---------- 文書抜粋
過日、災害ボランティアセンターの「事業報告会」と「被災地域の
代表者とその後を語るシンポジウム」参加の呼びかけがあり、
誰が行くんやろ…?と思いながらも、出かけていきました。
会場に入ってみると、なんとなく見覚えのある方々がずらり。
ボランティアバスに乗っていた面々が揃っていました。
(注↓これまでの経緯)
被災地ボランティアに行きました(陸前高田市)
再び、震災復興支援ボランティアに行ってきました。
思い返せば、「あの日」から11ヵ月もの時間が経とうとしています。
一周年の暁には、マスコミできっと多くの特集が組まれ、ネット上
でも話題を集める記事やコンテンツが多数制作されるのだろうと
思います。それが良いことなのかはよくわかりませんが、
悪いことではないでしょう。
--------------------
---------- データ一覧
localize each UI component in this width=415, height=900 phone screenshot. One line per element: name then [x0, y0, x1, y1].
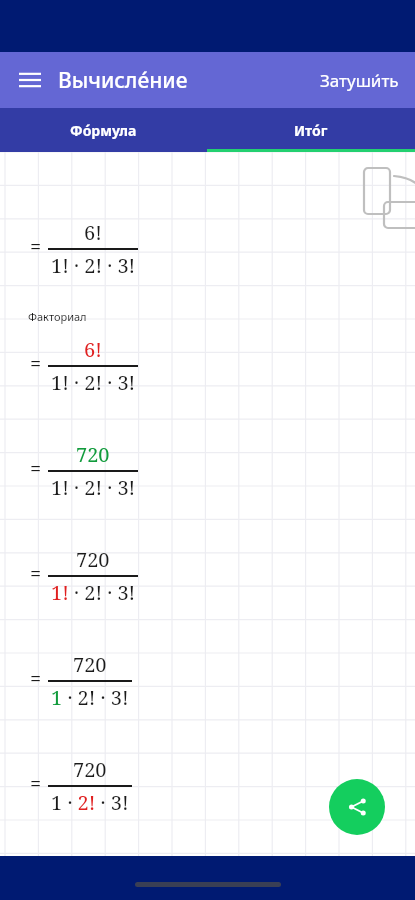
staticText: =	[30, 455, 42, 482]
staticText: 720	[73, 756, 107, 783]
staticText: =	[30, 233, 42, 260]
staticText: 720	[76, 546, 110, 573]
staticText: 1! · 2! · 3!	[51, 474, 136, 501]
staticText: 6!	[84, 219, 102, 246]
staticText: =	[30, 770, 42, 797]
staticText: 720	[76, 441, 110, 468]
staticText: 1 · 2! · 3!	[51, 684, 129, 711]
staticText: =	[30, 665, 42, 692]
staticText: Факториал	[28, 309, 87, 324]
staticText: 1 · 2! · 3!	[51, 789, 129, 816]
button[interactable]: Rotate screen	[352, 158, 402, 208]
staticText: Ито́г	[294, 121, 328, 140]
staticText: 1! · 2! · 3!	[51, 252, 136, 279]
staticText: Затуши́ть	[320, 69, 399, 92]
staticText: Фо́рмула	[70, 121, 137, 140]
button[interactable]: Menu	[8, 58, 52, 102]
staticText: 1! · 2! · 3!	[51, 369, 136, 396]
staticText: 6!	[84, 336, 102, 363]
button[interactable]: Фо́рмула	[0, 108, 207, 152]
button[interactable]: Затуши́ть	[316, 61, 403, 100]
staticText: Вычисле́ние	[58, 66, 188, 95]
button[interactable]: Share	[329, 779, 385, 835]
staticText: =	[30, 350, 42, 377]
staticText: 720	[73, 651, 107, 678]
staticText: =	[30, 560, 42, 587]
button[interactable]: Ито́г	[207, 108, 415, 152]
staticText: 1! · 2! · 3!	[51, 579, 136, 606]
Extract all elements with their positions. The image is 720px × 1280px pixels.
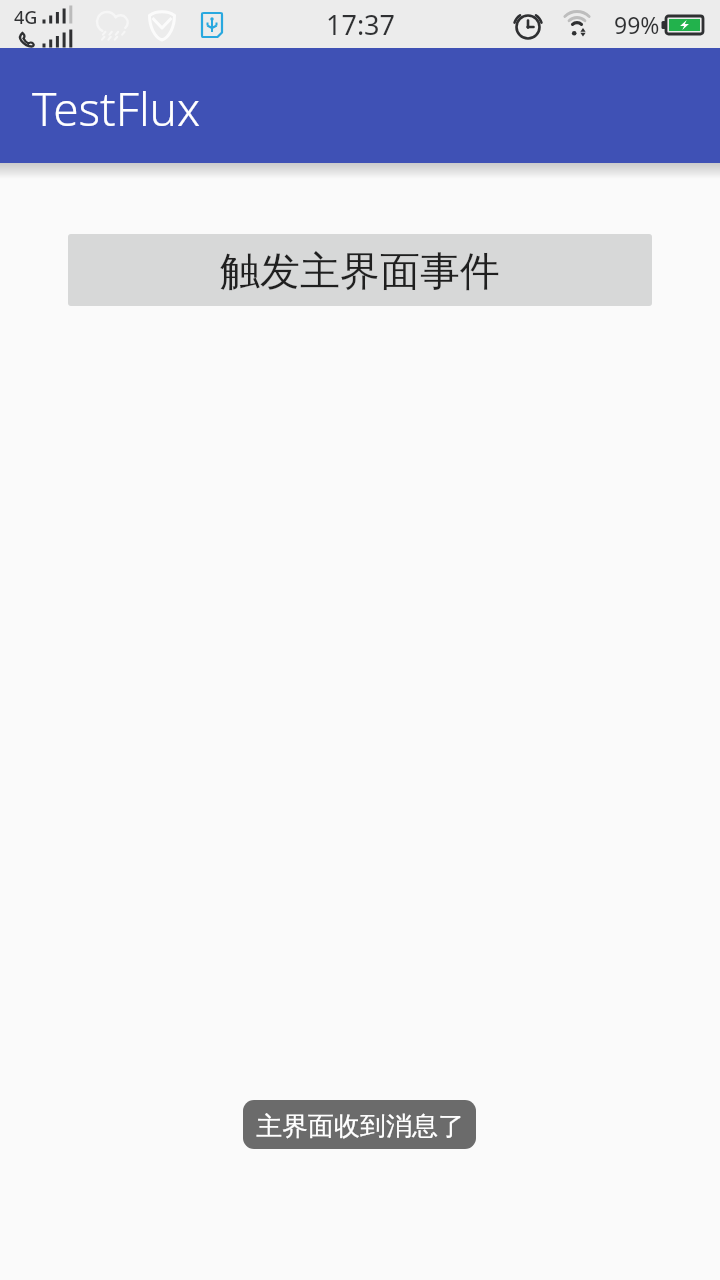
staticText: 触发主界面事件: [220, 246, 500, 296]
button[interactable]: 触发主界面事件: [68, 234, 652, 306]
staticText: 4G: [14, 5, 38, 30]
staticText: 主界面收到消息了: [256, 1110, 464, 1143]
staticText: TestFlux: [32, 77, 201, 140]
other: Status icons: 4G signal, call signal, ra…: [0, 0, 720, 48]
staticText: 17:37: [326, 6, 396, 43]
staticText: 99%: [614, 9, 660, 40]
--------------------
*問題*:
(a) 上の文書抜粋から、「再び、震災復興支援ボランティアに行ってきました。」から「悪いことではないでしょう。」までの部分を一字一句変えずに返してください。
(b) 文書抜粋によると、「あの日」からどれだけの時間が経とうとしているかを答えてください。

*解答*:
(a)
再び、震災復興支援ボランティアに行ってきました。
思い返せば、「あの日」から11ヵ月もの時間が経とうとしています。
一周年の暁には、マスコミできっと多くの特集が組まれ、ネット上
でも話題を集める記事やコンテンツが多数制作されるのだろうと
思います。それが良いことなのかはよくわかりませんが、
悪いことではないでしょう。

(b) 11ヵ月です。